** START **

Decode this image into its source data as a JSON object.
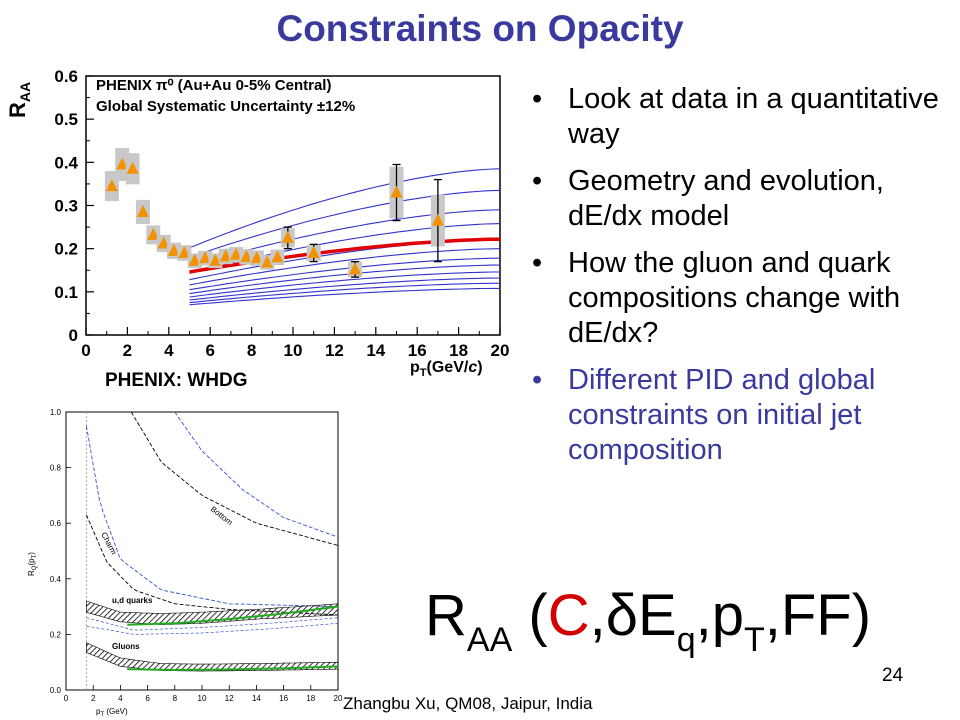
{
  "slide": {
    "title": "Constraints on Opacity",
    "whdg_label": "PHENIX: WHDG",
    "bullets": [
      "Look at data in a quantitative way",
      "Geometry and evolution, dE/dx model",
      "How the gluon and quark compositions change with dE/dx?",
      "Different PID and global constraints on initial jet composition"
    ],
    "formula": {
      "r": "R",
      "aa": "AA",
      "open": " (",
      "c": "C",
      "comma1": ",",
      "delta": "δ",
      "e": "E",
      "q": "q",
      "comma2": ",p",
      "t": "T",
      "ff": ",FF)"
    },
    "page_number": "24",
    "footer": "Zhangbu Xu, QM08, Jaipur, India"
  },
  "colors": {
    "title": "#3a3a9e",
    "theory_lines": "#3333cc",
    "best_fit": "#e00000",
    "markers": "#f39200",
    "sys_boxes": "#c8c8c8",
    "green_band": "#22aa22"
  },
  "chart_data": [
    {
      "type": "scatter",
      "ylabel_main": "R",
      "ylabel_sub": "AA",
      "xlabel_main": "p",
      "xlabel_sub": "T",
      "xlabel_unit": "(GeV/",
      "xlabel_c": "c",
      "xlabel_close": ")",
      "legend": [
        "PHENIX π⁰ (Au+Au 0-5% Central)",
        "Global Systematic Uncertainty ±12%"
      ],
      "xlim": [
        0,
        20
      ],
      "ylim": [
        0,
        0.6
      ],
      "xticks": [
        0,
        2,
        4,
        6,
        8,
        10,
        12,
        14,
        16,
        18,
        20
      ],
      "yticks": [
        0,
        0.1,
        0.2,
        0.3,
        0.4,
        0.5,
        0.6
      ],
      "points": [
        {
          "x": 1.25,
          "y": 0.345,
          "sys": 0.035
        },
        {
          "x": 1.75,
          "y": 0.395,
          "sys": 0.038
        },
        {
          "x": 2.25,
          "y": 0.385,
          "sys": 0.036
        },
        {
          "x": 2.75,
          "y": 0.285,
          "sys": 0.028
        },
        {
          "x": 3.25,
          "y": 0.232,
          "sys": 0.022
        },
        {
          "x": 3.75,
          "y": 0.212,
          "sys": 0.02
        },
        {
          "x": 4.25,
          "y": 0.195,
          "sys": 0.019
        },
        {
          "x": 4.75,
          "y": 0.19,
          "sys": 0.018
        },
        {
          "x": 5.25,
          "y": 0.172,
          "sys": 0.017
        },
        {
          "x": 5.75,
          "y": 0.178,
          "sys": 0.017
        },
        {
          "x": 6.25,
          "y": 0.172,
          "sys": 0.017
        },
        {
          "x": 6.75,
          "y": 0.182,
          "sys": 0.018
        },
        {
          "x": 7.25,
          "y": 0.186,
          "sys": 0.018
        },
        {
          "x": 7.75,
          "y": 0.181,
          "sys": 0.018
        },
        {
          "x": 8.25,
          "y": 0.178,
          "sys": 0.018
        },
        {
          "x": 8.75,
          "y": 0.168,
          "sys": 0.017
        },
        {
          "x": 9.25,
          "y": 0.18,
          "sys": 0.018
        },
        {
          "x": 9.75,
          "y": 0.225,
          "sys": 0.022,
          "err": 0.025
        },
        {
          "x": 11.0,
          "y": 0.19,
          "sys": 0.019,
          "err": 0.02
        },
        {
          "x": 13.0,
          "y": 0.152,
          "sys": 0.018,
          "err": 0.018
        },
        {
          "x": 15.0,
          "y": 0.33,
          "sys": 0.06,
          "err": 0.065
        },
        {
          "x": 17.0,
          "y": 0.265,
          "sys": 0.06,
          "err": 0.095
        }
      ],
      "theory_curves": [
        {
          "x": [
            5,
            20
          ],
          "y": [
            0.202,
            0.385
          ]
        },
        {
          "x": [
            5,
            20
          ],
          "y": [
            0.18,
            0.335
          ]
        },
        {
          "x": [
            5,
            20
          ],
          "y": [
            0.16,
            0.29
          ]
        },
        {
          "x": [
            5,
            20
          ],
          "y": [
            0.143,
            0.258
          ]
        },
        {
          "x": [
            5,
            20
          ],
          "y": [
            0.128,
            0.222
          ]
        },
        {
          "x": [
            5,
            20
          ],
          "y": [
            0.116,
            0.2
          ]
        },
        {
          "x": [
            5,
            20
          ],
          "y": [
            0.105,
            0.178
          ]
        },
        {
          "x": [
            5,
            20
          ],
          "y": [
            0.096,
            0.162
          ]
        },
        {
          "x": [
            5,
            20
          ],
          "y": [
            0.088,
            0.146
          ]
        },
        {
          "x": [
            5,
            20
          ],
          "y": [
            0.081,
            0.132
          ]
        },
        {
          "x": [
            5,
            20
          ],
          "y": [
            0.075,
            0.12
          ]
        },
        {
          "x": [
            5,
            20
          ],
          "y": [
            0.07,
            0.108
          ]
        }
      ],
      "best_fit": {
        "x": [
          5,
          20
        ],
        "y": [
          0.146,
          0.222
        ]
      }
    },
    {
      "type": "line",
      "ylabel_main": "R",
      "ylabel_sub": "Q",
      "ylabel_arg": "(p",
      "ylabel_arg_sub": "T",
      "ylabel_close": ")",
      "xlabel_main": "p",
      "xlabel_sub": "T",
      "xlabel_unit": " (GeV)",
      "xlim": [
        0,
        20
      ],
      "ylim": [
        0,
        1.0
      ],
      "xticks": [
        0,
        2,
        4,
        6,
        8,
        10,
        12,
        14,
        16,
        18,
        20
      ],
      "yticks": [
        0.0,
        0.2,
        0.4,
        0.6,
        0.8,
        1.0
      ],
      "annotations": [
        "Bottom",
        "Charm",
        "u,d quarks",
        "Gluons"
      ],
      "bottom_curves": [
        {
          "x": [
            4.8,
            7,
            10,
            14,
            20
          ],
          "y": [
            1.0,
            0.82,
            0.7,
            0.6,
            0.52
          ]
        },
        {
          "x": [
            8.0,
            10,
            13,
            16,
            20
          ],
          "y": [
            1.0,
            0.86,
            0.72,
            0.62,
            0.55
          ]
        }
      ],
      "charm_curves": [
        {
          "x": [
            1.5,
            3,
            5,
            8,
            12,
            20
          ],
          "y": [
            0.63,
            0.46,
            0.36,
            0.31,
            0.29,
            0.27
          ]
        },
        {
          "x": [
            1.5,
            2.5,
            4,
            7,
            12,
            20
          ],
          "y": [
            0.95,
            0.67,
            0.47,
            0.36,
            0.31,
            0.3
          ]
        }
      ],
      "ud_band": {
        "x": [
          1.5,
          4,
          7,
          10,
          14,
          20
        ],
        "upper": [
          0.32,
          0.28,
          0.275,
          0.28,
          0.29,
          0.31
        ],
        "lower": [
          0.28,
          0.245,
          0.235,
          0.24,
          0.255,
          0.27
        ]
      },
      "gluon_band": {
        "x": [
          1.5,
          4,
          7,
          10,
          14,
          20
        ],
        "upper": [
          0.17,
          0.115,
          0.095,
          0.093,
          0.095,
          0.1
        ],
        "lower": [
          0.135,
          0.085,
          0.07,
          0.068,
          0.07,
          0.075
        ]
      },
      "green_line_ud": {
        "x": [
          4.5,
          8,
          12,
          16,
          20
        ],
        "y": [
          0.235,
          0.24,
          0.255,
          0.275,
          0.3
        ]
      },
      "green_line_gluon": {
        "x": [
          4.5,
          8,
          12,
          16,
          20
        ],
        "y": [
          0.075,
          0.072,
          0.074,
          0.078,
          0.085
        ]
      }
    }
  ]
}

** END **
** START **

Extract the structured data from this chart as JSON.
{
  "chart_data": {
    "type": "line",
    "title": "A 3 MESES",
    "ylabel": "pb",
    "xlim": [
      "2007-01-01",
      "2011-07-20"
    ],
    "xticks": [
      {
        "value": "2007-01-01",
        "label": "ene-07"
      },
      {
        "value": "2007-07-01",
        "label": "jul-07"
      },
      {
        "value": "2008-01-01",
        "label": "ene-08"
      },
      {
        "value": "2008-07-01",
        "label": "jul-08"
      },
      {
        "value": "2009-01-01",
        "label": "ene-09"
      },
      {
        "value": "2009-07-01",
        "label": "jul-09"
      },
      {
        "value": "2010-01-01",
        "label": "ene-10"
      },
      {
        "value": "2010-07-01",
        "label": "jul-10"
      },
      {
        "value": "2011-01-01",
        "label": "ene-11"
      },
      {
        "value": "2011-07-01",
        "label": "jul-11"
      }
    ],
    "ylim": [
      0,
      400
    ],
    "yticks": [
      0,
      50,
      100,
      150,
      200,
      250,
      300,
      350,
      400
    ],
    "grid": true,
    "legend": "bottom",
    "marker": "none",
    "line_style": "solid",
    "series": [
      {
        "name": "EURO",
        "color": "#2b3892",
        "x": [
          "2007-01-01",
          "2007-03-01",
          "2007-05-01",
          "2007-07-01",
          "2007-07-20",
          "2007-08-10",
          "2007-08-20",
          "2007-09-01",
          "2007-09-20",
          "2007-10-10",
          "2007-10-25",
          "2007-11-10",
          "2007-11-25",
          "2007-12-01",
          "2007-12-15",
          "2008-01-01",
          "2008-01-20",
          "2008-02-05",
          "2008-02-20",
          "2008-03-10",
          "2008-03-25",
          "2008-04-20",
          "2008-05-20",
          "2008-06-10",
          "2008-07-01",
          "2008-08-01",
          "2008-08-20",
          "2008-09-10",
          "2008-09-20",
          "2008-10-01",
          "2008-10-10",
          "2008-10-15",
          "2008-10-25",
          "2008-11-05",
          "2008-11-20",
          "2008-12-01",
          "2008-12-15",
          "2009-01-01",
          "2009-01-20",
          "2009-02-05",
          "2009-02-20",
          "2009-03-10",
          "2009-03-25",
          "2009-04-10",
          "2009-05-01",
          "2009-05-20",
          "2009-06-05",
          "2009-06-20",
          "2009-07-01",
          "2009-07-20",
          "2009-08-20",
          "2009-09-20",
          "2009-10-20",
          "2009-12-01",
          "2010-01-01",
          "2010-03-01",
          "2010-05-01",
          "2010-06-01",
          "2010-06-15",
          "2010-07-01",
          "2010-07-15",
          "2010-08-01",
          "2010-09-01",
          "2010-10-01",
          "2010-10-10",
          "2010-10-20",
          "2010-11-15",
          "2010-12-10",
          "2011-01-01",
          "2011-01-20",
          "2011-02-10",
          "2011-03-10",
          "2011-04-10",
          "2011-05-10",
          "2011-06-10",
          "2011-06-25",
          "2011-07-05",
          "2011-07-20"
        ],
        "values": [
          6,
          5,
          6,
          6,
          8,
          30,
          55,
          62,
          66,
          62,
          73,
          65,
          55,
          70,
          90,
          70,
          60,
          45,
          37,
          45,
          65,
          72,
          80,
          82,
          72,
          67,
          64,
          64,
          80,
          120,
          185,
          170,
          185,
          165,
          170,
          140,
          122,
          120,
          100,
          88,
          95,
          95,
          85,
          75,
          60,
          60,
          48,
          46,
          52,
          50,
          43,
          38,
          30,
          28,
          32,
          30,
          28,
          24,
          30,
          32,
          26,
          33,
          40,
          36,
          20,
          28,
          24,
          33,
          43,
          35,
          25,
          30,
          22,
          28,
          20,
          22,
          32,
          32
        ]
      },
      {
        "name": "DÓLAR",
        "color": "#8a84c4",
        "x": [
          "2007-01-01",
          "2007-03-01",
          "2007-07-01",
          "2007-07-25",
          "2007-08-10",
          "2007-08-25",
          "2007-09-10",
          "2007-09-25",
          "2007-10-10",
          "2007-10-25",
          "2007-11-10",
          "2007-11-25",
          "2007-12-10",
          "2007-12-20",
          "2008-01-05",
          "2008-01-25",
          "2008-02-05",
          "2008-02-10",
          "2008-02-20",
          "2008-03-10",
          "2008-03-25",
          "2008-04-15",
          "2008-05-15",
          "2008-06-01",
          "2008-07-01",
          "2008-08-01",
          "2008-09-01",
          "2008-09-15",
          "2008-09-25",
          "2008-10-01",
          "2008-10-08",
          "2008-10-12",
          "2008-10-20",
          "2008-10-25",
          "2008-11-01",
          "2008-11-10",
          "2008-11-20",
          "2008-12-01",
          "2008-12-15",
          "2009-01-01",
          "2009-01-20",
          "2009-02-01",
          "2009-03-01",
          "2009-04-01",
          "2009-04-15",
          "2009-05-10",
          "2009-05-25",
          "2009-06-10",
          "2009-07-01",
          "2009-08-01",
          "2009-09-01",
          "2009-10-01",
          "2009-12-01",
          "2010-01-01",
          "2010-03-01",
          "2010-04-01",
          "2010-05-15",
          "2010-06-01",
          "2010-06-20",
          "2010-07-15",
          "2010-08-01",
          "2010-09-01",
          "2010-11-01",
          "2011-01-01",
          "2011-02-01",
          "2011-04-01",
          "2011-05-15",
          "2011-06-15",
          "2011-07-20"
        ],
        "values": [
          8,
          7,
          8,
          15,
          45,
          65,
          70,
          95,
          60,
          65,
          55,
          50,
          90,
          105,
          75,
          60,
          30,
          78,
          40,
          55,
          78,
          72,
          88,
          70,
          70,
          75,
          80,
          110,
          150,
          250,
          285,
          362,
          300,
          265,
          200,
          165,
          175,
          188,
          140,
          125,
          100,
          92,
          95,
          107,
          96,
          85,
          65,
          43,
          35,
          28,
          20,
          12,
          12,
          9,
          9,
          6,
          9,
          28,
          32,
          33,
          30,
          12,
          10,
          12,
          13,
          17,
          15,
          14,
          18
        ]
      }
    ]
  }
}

** END **

• **Goal of the exercise**:
From the entries, report each line that includes the word "JSON".

• **Final result**:
Decode this image into its source data as a JSON object.
Extract the structured data from this chart as JSON.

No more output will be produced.